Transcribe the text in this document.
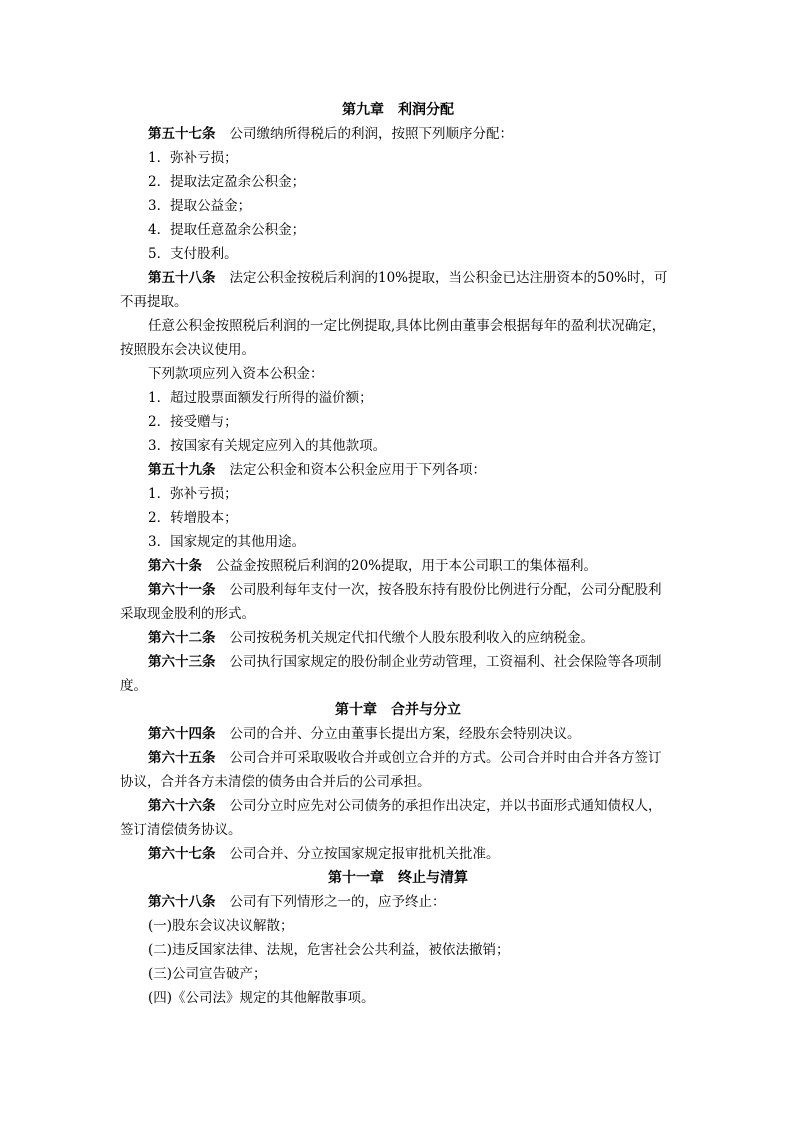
第九章　利润分配
第五十七条 公司缴纳所得税后的利润，按照下列顺序分配：
1．弥补亏损；
2．提取法定盈余公积金；
3．提取公益金；
4．提取任意盈余公积金；
5．支付股利。
第五十八条 法定公积金按税后利润的10%提取，当公积金已达注册资本的50%时，可
不再提取。
任意公积金按照税后利润的一定比例提取,具体比例由董事会根据每年的盈利状况确定，
按照股东会决议使用。
下列款项应列入资本公积金：
1．超过股票面额发行所得的溢价额；
2．接受赠与；
3．按国家有关规定应列入的其他款项。
第五十九条 法定公积金和资本公积金应用于下列各项：
1．弥补亏损；
2．转增股本；
3．国家规定的其他用途。
第六十条 公益金按照税后利润的20%提取，用于本公司职工的集体福利。
第六十一条 公司股利每年支付一次，按各股东持有股份比例进行分配，公司分配股利
采取现金股利的形式。
第六十二条 公司按税务机关规定代扣代缴个人股东股利收入的应纳税金。
第六十三条 公司执行国家规定的股份制企业劳动管理，工资福利、社会保险等各项制
度。
第十章　合并与分立
第六十四条 公司的合并、分立由董事长提出方案，经股东会特别决议。
第六十五条 公司合并可采取吸收合并或创立合并的方式。公司合并时由合并各方签订
协议，合并各方未清偿的债务由合并后的公司承担。
第六十六条 公司分立时应先对公司债务的承担作出决定，并以书面形式通知债权人，
签订清偿债务协议。
第六十七条 公司合并、分立按国家规定报审批机关批准。
第十一章　终止与清算
第六十八条 公司有下列情形之一的，应予终止：
(一)股东会议决议解散；
(二)违反国家法律、法规，危害社会公共利益，被依法撤销；
(三)公司宣告破产；
(四)《公司法》规定的其他解散事项。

▬▬▬▬▬▬▬▬▬▬

* _TO DO_: Will you set down the records word for word while leaving out every picture?

* _RESULT FOR THIS TASK_:
Transcribe the text in this document.
第九章　利润分配
第五十七条 公司缴纳所得税后的利润，按照下列顺序分配：
1．弥补亏损；
2．提取法定盈余公积金；
3．提取公益金；
4．提取任意盈余公积金；
5．支付股利。
第五十八条 法定公积金按税后利润的10%提取，当公积金已达注册资本的50%时，可
不再提取。
任意公积金按照税后利润的一定比例提取,具体比例由董事会根据每年的盈利状况确定，
按照股东会决议使用。
下列款项应列入资本公积金：
1．超过股票面额发行所得的溢价额；
2．接受赠与；
3．按国家有关规定应列入的其他款项。
第五十九条 法定公积金和资本公积金应用于下列各项：
1．弥补亏损；
2．转增股本；
3．国家规定的其他用途。
第六十条 公益金按照税后利润的20%提取，用于本公司职工的集体福利。
第六十一条 公司股利每年支付一次，按各股东持有股份比例进行分配，公司分配股利
采取现金股利的形式。
第六十二条 公司按税务机关规定代扣代缴个人股东股利收入的应纳税金。
第六十三条 公司执行国家规定的股份制企业劳动管理，工资福利、社会保险等各项制
度。
第十章　合并与分立
第六十四条 公司的合并、分立由董事长提出方案，经股东会特别决议。
第六十五条 公司合并可采取吸收合并或创立合并的方式。公司合并时由合并各方签订
协议，合并各方未清偿的债务由合并后的公司承担。
第六十六条 公司分立时应先对公司债务的承担作出决定，并以书面形式通知债权人，
签订清偿债务协议。
第六十七条 公司合并、分立按国家规定报审批机关批准。
第十一章　终止与清算
第六十八条 公司有下列情形之一的，应予终止：
(一)股东会议决议解散；
(二)违反国家法律、法规，危害社会公共利益，被依法撤销；
(三)公司宣告破产；
(四)《公司法》规定的其他解散事项。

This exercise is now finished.